§ What is needed
Set down the material again. Keep every line exactly as it is.

§ Records shown
◆ ◆ ◆ ◆
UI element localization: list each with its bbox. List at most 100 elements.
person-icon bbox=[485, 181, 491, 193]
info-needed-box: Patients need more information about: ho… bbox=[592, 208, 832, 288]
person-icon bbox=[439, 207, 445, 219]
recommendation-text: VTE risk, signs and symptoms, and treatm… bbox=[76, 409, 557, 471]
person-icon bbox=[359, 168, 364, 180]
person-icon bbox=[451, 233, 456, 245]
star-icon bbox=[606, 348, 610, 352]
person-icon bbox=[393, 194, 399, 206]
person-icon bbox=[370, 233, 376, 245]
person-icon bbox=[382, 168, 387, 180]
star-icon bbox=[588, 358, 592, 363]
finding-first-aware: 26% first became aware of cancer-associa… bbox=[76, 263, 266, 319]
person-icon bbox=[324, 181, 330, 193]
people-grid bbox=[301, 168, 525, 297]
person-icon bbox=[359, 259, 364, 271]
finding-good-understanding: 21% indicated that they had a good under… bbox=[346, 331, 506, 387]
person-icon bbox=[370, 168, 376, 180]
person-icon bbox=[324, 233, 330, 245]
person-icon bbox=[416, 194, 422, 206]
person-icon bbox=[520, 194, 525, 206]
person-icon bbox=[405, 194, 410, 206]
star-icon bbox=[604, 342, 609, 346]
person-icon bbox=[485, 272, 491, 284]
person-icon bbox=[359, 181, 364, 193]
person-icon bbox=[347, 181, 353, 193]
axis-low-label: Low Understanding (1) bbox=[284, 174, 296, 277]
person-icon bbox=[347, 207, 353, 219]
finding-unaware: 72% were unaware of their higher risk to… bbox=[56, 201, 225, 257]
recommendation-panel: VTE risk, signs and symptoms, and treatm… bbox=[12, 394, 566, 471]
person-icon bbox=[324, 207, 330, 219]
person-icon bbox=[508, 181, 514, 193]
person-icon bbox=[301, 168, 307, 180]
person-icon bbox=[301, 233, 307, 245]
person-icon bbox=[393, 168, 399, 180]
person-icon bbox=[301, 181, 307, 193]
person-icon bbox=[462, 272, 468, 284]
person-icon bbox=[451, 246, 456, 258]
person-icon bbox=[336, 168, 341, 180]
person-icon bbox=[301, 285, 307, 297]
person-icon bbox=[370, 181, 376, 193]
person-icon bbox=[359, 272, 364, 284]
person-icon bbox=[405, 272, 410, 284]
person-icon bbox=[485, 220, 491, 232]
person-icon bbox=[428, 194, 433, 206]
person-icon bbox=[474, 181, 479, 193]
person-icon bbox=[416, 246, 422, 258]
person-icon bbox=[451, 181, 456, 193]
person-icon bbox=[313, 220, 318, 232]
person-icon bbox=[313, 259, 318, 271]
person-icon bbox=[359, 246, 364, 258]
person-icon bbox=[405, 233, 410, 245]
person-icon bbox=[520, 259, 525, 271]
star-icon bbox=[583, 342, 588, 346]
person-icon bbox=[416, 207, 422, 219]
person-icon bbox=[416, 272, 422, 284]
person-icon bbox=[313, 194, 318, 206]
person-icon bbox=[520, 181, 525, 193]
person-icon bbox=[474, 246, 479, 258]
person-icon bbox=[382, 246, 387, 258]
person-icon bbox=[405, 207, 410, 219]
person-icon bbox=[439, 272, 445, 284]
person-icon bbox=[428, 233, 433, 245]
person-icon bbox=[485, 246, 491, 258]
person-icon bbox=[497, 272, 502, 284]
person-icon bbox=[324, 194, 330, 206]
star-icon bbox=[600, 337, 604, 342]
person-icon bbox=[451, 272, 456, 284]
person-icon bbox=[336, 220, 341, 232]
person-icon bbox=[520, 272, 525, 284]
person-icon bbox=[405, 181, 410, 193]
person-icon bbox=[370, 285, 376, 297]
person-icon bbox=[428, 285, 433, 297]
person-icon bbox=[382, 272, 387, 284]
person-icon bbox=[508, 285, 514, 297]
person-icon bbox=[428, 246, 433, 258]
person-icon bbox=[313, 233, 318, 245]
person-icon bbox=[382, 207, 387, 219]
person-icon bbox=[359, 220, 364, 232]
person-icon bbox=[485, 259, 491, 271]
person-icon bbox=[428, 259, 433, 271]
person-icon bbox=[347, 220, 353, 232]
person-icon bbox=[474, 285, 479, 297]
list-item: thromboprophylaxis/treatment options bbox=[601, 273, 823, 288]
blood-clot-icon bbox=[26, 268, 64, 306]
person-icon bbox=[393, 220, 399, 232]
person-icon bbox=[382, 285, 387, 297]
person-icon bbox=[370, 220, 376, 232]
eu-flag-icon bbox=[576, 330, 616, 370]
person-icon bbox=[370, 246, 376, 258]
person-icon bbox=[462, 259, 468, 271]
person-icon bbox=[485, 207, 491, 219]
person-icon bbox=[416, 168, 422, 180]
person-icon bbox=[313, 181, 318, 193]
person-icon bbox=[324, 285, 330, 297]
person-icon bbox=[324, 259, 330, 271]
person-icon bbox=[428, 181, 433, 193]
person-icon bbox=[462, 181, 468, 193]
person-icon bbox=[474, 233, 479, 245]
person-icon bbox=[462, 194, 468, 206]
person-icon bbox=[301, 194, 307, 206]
◆ ◆ ◆ ◆
§ Exercise response
UI element localization: list each with its bbox. List at most 100 elements.
person-icon bbox=[485, 181, 491, 193]
info-needed-box: Patients need more information about: ho… bbox=[592, 208, 832, 288]
person-icon bbox=[439, 207, 445, 219]
recommendation-text: VTE risk, signs and symptoms, and treatm… bbox=[76, 409, 557, 471]
person-icon bbox=[359, 168, 364, 180]
person-icon bbox=[451, 233, 456, 245]
star-icon bbox=[606, 348, 610, 352]
person-icon bbox=[393, 194, 399, 206]
person-icon bbox=[370, 233, 376, 245]
person-icon bbox=[382, 168, 387, 180]
star-icon bbox=[588, 358, 592, 363]
finding-first-aware: 26% first became aware of cancer-associa… bbox=[76, 263, 266, 319]
person-icon bbox=[324, 181, 330, 193]
people-grid bbox=[301, 168, 525, 297]
person-icon bbox=[359, 259, 364, 271]
finding-good-understanding: 21% indicated that they had a good under… bbox=[346, 331, 506, 387]
person-icon bbox=[370, 168, 376, 180]
person-icon bbox=[324, 233, 330, 245]
person-icon bbox=[416, 194, 422, 206]
person-icon bbox=[520, 194, 525, 206]
person-icon bbox=[405, 194, 410, 206]
star-icon bbox=[604, 342, 609, 346]
person-icon bbox=[485, 272, 491, 284]
person-icon bbox=[359, 181, 364, 193]
person-icon bbox=[347, 181, 353, 193]
axis-low-label: Low Understanding (1) bbox=[284, 174, 296, 277]
person-icon bbox=[347, 207, 353, 219]
finding-unaware: 72% were unaware of their higher risk to… bbox=[56, 201, 225, 257]
recommendation-panel: VTE risk, signs and symptoms, and treatm… bbox=[12, 394, 566, 471]
person-icon bbox=[324, 207, 330, 219]
person-icon bbox=[508, 181, 514, 193]
person-icon bbox=[301, 168, 307, 180]
person-icon bbox=[301, 233, 307, 245]
person-icon bbox=[393, 168, 399, 180]
person-icon bbox=[301, 181, 307, 193]
person-icon bbox=[462, 272, 468, 284]
person-icon bbox=[451, 246, 456, 258]
person-icon bbox=[336, 168, 341, 180]
person-icon bbox=[301, 285, 307, 297]
person-icon bbox=[370, 181, 376, 193]
person-icon bbox=[359, 272, 364, 284]
person-icon bbox=[405, 272, 410, 284]
person-icon bbox=[485, 220, 491, 232]
person-icon bbox=[428, 194, 433, 206]
person-icon bbox=[474, 181, 479, 193]
person-icon bbox=[416, 246, 422, 258]
person-icon bbox=[451, 181, 456, 193]
person-icon bbox=[313, 220, 318, 232]
person-icon bbox=[313, 259, 318, 271]
person-icon bbox=[359, 246, 364, 258]
person-icon bbox=[405, 233, 410, 245]
person-icon bbox=[520, 259, 525, 271]
star-icon bbox=[583, 342, 588, 346]
person-icon bbox=[416, 207, 422, 219]
person-icon bbox=[416, 272, 422, 284]
person-icon bbox=[313, 194, 318, 206]
person-icon bbox=[520, 181, 525, 193]
person-icon bbox=[474, 246, 479, 258]
person-icon bbox=[382, 246, 387, 258]
person-icon bbox=[405, 207, 410, 219]
person-icon bbox=[439, 272, 445, 284]
person-icon bbox=[428, 233, 433, 245]
person-icon bbox=[485, 246, 491, 258]
person-icon bbox=[497, 272, 502, 284]
person-icon bbox=[324, 194, 330, 206]
star-icon bbox=[600, 337, 604, 342]
person-icon bbox=[451, 272, 456, 284]
person-icon bbox=[336, 220, 341, 232]
person-icon bbox=[520, 272, 525, 284]
person-icon bbox=[405, 181, 410, 193]
person-icon bbox=[370, 285, 376, 297]
person-icon bbox=[428, 285, 433, 297]
person-icon bbox=[382, 272, 387, 284]
person-icon bbox=[508, 285, 514, 297]
person-icon bbox=[428, 246, 433, 258]
person-icon bbox=[313, 233, 318, 245]
person-icon bbox=[382, 207, 387, 219]
person-icon bbox=[359, 220, 364, 232]
person-icon bbox=[485, 259, 491, 271]
person-icon bbox=[428, 259, 433, 271]
person-icon bbox=[347, 220, 353, 232]
person-icon bbox=[474, 285, 479, 297]
list-item: thromboprophylaxis/treatment options bbox=[601, 273, 823, 288]
blood-clot-icon bbox=[26, 268, 64, 306]
person-icon bbox=[393, 220, 399, 232]
person-icon bbox=[382, 285, 387, 297]
person-icon bbox=[370, 220, 376, 232]
eu-flag-icon bbox=[576, 330, 616, 370]
person-icon bbox=[370, 246, 376, 258]
person-icon bbox=[462, 259, 468, 271]
person-icon bbox=[485, 207, 491, 219]
person-icon bbox=[416, 168, 422, 180]
person-icon bbox=[313, 181, 318, 193]
person-icon bbox=[324, 285, 330, 297]
person-icon bbox=[324, 259, 330, 271]
person-icon bbox=[428, 181, 433, 193]
person-icon bbox=[462, 181, 468, 193]
person-icon bbox=[474, 233, 479, 245]
person-icon bbox=[462, 194, 468, 206]
person-icon bbox=[301, 194, 307, 206]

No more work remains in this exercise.